-------- DATASET CONTENT --------

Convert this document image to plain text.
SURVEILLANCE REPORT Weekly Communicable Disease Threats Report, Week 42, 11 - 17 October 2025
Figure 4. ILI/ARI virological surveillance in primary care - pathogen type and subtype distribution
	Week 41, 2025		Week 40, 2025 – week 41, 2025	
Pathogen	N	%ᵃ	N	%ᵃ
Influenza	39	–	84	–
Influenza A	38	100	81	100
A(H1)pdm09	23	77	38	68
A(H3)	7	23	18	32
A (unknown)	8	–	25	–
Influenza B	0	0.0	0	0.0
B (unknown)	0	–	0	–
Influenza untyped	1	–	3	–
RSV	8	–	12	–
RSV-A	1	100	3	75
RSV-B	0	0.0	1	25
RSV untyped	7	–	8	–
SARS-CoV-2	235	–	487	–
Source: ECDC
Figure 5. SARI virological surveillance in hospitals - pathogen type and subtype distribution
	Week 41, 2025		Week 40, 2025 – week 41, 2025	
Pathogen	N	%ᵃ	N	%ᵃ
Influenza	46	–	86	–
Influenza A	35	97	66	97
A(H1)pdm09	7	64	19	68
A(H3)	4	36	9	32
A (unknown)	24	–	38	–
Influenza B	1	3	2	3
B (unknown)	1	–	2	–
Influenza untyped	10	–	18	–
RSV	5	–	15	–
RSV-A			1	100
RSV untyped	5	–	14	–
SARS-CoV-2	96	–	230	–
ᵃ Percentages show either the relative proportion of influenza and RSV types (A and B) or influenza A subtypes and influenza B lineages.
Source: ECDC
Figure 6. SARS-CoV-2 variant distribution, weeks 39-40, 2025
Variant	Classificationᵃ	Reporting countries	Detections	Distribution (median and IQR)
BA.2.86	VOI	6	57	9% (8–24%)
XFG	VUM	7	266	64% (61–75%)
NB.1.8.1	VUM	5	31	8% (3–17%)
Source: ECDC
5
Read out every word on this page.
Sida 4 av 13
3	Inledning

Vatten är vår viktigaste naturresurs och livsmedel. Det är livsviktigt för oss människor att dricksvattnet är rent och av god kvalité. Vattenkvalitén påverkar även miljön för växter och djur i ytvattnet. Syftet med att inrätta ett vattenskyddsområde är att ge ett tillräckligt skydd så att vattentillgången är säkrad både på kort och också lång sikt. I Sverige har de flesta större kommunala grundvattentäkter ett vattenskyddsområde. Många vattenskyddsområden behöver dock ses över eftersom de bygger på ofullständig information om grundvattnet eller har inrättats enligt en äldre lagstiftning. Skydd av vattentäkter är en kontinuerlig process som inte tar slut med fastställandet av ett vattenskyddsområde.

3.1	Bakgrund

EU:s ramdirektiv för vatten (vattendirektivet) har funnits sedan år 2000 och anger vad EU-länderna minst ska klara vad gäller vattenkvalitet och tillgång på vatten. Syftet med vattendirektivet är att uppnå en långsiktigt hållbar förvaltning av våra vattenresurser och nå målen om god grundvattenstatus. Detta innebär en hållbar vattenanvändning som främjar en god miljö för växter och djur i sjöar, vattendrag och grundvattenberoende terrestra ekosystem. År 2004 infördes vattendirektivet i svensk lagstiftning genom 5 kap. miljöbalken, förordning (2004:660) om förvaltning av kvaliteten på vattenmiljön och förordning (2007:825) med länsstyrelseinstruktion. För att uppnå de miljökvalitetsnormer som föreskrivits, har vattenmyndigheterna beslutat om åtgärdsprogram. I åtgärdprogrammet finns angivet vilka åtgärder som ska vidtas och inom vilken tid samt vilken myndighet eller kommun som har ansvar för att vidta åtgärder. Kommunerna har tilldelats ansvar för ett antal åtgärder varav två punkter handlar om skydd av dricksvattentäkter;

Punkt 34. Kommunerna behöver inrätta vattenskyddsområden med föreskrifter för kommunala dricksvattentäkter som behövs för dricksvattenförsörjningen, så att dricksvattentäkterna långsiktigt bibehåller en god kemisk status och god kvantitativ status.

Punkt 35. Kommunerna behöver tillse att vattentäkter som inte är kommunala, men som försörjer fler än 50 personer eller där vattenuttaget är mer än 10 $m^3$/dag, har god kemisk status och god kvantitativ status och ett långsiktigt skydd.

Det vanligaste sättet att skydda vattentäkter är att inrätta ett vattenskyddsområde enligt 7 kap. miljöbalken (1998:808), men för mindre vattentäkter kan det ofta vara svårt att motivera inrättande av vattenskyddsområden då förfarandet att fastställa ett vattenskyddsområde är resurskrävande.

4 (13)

--------

## [EXERCISE AIM]
All of the entries above are to be printed again exactly.

## [SOLVED PROBLEM]
Convert this document image to plain text.
SURVEILLANCE REPORT Weekly Communicable Disease Threats Report, Week 42, 11 - 17 October 2025
Figure 4. ILI/ARI virological surveillance in primary care - pathogen type and subtype distribution
	Week 41, 2025		Week 40, 2025 – week 41, 2025	
Pathogen	N	%ᵃ	N	%ᵃ
Influenza	39	–	84	–
Influenza A	38	100	81	100
A(H1)pdm09	23	77	38	68
A(H3)	7	23	18	32
A (unknown)	8	–	25	–
Influenza B	0	0.0	0	0.0
B (unknown)	0	–	0	–
Influenza untyped	1	–	3	–
RSV	8	–	12	–
RSV-A	1	100	3	75
RSV-B	0	0.0	1	25
RSV untyped	7	–	8	–
SARS-CoV-2	235	–	487	–
Source: ECDC
Figure 5. SARI virological surveillance in hospitals - pathogen type and subtype distribution
	Week 41, 2025		Week 40, 2025 – week 41, 2025	
Pathogen	N	%ᵃ	N	%ᵃ
Influenza	46	–	86	–
Influenza A	35	97	66	97
A(H1)pdm09	7	64	19	68
A(H3)	4	36	9	32
A (unknown)	24	–	38	–
Influenza B	1	3	2	3
B (unknown)	1	–	2	–
Influenza untyped	10	–	18	–
RSV	5	–	15	–
RSV-A			1	100
RSV untyped	5	–	14	–
SARS-CoV-2	96	–	230	–
ᵃ Percentages show either the relative proportion of influenza and RSV types (A and B) or influenza A subtypes and influenza B lineages.
Source: ECDC
Figure 6. SARS-CoV-2 variant distribution, weeks 39-40, 2025
Variant	Classificationᵃ	Reporting countries	Detections	Distribution (median and IQR)
BA.2.86	VOI	6	57	9% (8–24%)
XFG	VUM	7	266	64% (61–75%)
NB.1.8.1	VUM	5	31	8% (3–17%)
Source: ECDC
5
Read out every word on this page.
Sida 4 av 13
3	Inledning

Vatten är vår viktigaste naturresurs och livsmedel. Det är livsviktigt för oss människor att dricksvattnet är rent och av god kvalité. Vattenkvalitén påverkar även miljön för växter och djur i ytvattnet. Syftet med att inrätta ett vattenskyddsområde är att ge ett tillräckligt skydd så att vattentillgången är säkrad både på kort och också lång sikt. I Sverige har de flesta större kommunala grundvattentäkter ett vattenskyddsområde. Många vattenskyddsområden behöver dock ses över eftersom de bygger på ofullständig information om grundvattnet eller har inrättats enligt en äldre lagstiftning. Skydd av vattentäkter är en kontinuerlig process som inte tar slut med fastställandet av ett vattenskyddsområde.

3.1	Bakgrund

EU:s ramdirektiv för vatten (vattendirektivet) har funnits sedan år 2000 och anger vad EU-länderna minst ska klara vad gäller vattenkvalitet och tillgång på vatten. Syftet med vattendirektivet är att uppnå en långsiktigt hållbar förvaltning av våra vattenresurser och nå målen om god grundvattenstatus. Detta innebär en hållbar vattenanvändning som främjar en god miljö för växter och djur i sjöar, vattendrag och grundvattenberoende terrestra ekosystem. År 2004 infördes vattendirektivet i svensk lagstiftning genom 5 kap. miljöbalken, förordning (2004:660) om förvaltning av kvaliteten på vattenmiljön och förordning (2007:825) med länsstyrelseinstruktion. För att uppnå de miljökvalitetsnormer som föreskrivits, har vattenmyndigheterna beslutat om åtgärdsprogram. I åtgärdprogrammet finns angivet vilka åtgärder som ska vidtas och inom vilken tid samt vilken myndighet eller kommun som har ansvar för att vidta åtgärder. Kommunerna har tilldelats ansvar för ett antal åtgärder varav två punkter handlar om skydd av dricksvattentäkter;

Punkt 34. Kommunerna behöver inrätta vattenskyddsområden med föreskrifter för kommunala dricksvattentäkter som behövs för dricksvattenförsörjningen, så att dricksvattentäkterna långsiktigt bibehåller en god kemisk status och god kvantitativ status.

Punkt 35. Kommunerna behöver tillse att vattentäkter som inte är kommunala, men som försörjer fler än 50 personer eller där vattenuttaget är mer än 10 $m^3$/dag, har god kemisk status och god kvantitativ status och ett långsiktigt skydd.

Det vanligaste sättet att skydda vattentäkter är att inrätta ett vattenskyddsområde enligt 7 kap. miljöbalken (1998:808), men för mindre vattentäkter kan det ofta vara svårt att motivera inrättande av vattenskyddsområden då förfarandet att fastställa ett vattenskyddsområde är resurskrävande.

4 (13)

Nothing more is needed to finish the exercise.